(begin)

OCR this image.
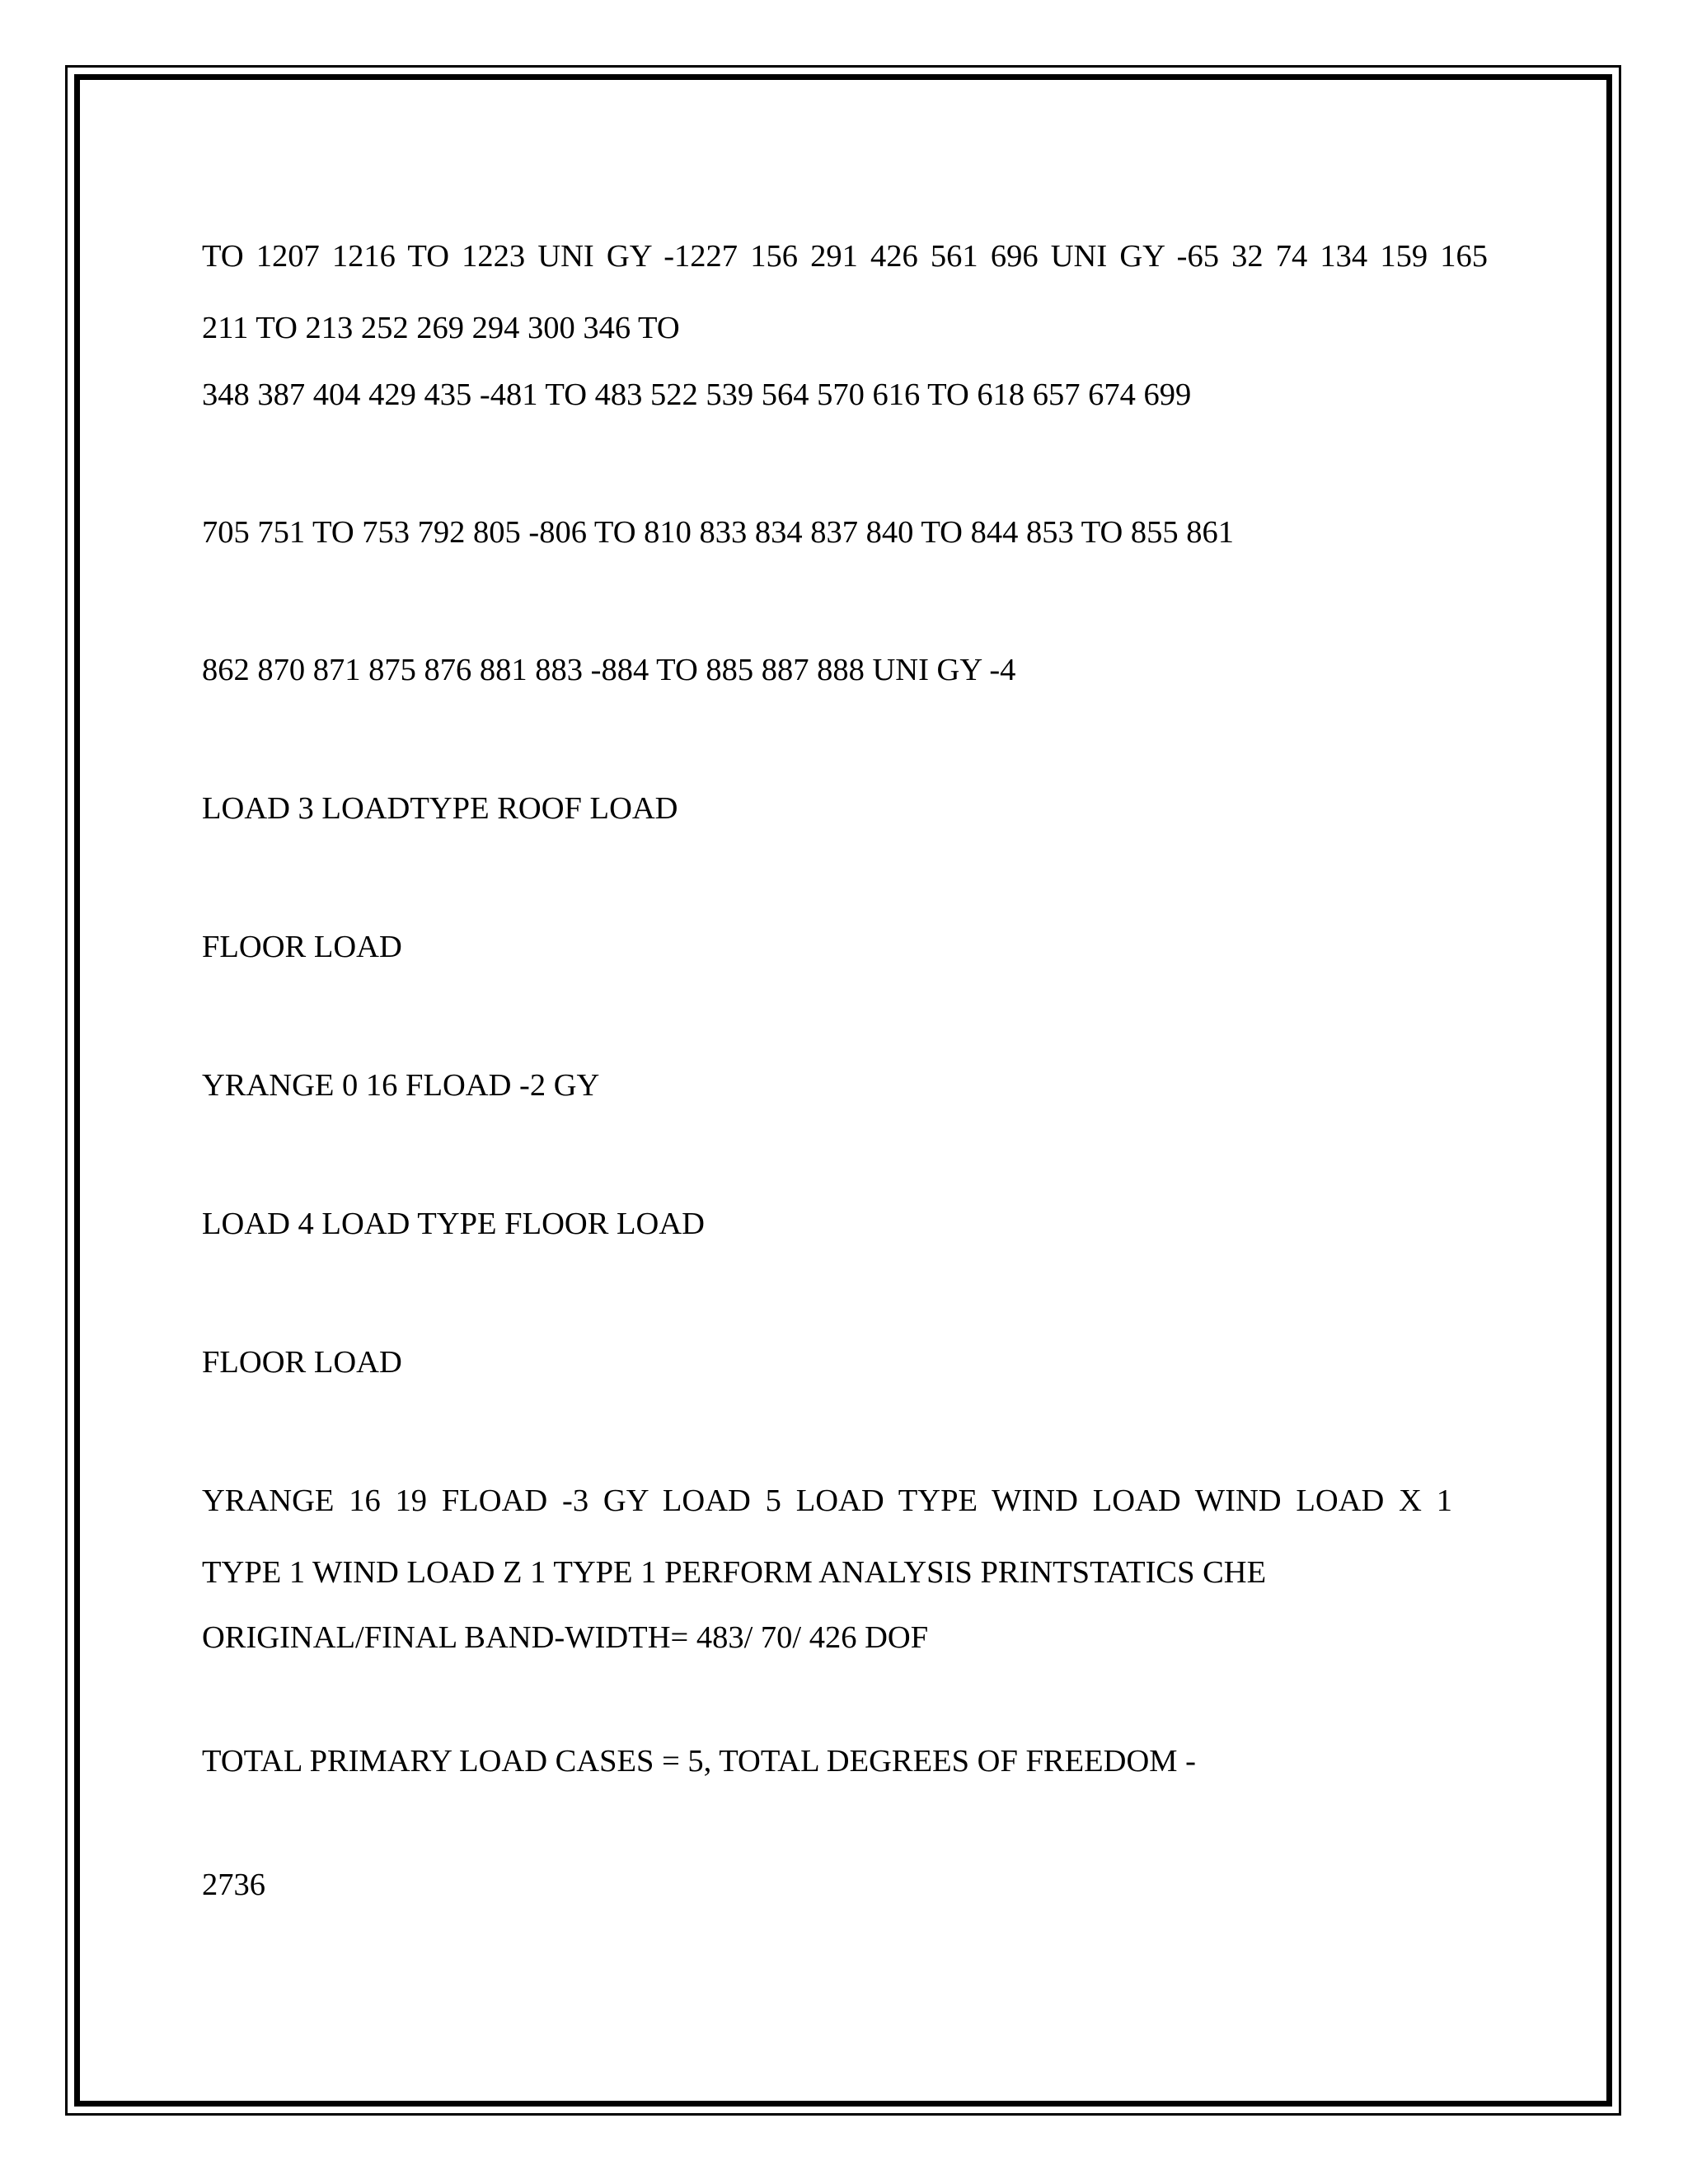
TO 1207 1216 TO 1223 UNI GY -1227 156 291 426 561 696 UNI GY -65 32 74 134 159 165
211 TO 213 252 269 294 300 346 TO
348 387 404 429 435 -481 TO 483 522 539 564 570 616 TO 618 657 674 699
705 751 TO 753 792 805 -806 TO 810 833 834 837 840 TO 844 853 TO 855 861
862 870 871 875 876 881 883 -884 TO 885 887 888 UNI GY -4
LOAD 3 LOADTYPE ROOF LOAD
FLOOR LOAD
YRANGE 0 16 FLOAD -2 GY
LOAD 4 LOAD TYPE FLOOR LOAD
FLOOR LOAD
YRANGE 16 19 FLOAD -3 GY LOAD 5 LOAD TYPE WIND LOAD WIND LOAD X 1
TYPE 1 WIND LOAD Z 1 TYPE 1 PERFORM ANALYSIS PRINTSTATICS CHE
ORIGINAL/FINAL BAND-WIDTH= 483/ 70/ 426 DOF
TOTAL PRIMARY LOAD CASES = 5, TOTAL DEGREES OF FREEDOM -
2736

(end)

**What is required:** Scan the data above; copy every line where "YRANGE" appears.

**Task result:**
YRANGE 0 16 FLOAD -2 GY
YRANGE 16 19 FLOAD -3 GY LOAD 5 LOAD TYPE WIND LOAD WIND LOAD X 1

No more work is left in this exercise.